***** Data for the task

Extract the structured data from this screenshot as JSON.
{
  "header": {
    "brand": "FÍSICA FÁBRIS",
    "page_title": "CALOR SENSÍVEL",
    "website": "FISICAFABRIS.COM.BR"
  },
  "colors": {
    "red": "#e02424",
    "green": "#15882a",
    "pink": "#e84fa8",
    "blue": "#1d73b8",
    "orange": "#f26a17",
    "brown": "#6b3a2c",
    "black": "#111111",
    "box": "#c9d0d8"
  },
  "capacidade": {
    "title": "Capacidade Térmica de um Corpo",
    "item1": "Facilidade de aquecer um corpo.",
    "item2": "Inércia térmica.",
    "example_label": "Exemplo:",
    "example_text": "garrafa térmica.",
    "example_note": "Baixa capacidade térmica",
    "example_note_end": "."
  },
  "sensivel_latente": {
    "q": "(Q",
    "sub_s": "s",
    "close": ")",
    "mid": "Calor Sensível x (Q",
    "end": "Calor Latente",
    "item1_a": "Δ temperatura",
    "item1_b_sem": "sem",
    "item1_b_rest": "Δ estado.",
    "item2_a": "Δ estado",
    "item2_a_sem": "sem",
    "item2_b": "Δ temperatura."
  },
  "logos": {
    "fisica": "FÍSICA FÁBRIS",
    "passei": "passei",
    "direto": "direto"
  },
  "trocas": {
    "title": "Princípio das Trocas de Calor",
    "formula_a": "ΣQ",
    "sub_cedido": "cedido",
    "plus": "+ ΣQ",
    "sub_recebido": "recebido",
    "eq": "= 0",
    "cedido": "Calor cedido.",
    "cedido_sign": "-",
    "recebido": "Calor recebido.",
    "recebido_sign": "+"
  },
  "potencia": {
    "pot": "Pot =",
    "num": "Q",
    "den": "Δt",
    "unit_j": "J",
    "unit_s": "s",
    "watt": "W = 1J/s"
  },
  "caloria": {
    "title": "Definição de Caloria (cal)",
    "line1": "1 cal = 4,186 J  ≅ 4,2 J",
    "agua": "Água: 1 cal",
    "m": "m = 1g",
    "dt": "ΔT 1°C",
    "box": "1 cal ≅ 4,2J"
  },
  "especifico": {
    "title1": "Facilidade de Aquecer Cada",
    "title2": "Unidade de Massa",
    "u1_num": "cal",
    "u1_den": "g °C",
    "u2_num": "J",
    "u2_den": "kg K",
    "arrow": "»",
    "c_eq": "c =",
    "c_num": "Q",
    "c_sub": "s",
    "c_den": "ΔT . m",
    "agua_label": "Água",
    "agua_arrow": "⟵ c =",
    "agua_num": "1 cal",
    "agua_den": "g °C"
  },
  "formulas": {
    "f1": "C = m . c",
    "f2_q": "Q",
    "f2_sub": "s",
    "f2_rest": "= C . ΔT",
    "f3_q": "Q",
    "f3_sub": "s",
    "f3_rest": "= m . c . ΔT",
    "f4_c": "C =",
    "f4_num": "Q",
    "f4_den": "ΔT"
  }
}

**********

What you need to do ▸
Give all of the entries again, word for word.

Response to this task ▸
Extract the structured data from this screenshot as JSON.
{
  "header": {
    "brand": "FÍSICA FÁBRIS",
    "page_title": "CALOR SENSÍVEL",
    "website": "FISICAFABRIS.COM.BR"
  },
  "colors": {
    "red": "#e02424",
    "green": "#15882a",
    "pink": "#e84fa8",
    "blue": "#1d73b8",
    "orange": "#f26a17",
    "brown": "#6b3a2c",
    "black": "#111111",
    "box": "#c9d0d8"
  },
  "capacidade": {
    "title": "Capacidade Térmica de um Corpo",
    "item1": "Facilidade de aquecer um corpo.",
    "item2": "Inércia térmica.",
    "example_label": "Exemplo:",
    "example_text": "garrafa térmica.",
    "example_note": "Baixa capacidade térmica",
    "example_note_end": "."
  },
  "sensivel_latente": {
    "q": "(Q",
    "sub_s": "s",
    "close": ")",
    "mid": "Calor Sensível x (Q",
    "end": "Calor Latente",
    "item1_a": "Δ temperatura",
    "item1_b_sem": "sem",
    "item1_b_rest": "Δ estado.",
    "item2_a": "Δ estado",
    "item2_a_sem": "sem",
    "item2_b": "Δ temperatura."
  },
  "logos": {
    "fisica": "FÍSICA FÁBRIS",
    "passei": "passei",
    "direto": "direto"
  },
  "trocas": {
    "title": "Princípio das Trocas de Calor",
    "formula_a": "ΣQ",
    "sub_cedido": "cedido",
    "plus": "+ ΣQ",
    "sub_recebido": "recebido",
    "eq": "= 0",
    "cedido": "Calor cedido.",
    "cedido_sign": "-",
    "recebido": "Calor recebido.",
    "recebido_sign": "+"
  },
  "potencia": {
    "pot": "Pot =",
    "num": "Q",
    "den": "Δt",
    "unit_j": "J",
    "unit_s": "s",
    "watt": "W = 1J/s"
  },
  "caloria": {
    "title": "Definição de Caloria (cal)",
    "line1": "1 cal = 4,186 J  ≅ 4,2 J",
    "agua": "Água: 1 cal",
    "m": "m = 1g",
    "dt": "ΔT 1°C",
    "box": "1 cal ≅ 4,2J"
  },
  "especifico": {
    "title1": "Facilidade de Aquecer Cada",
    "title2": "Unidade de Massa",
    "u1_num": "cal",
    "u1_den": "g °C",
    "u2_num": "J",
    "u2_den": "kg K",
    "arrow": "»",
    "c_eq": "c =",
    "c_num": "Q",
    "c_sub": "s",
    "c_den": "ΔT . m",
    "agua_label": "Água",
    "agua_arrow": "⟵ c =",
    "agua_num": "1 cal",
    "agua_den": "g °C"
  },
  "formulas": {
    "f1": "C = m . c",
    "f2_q": "Q",
    "f2_sub": "s",
    "f2_rest": "= C . ΔT",
    "f3_q": "Q",
    "f3_sub": "s",
    "f3_rest": "= m . c . ΔT",
    "f4_c": "C =",
    "f4_num": "Q",
    "f4_den": "ΔT"
  }
}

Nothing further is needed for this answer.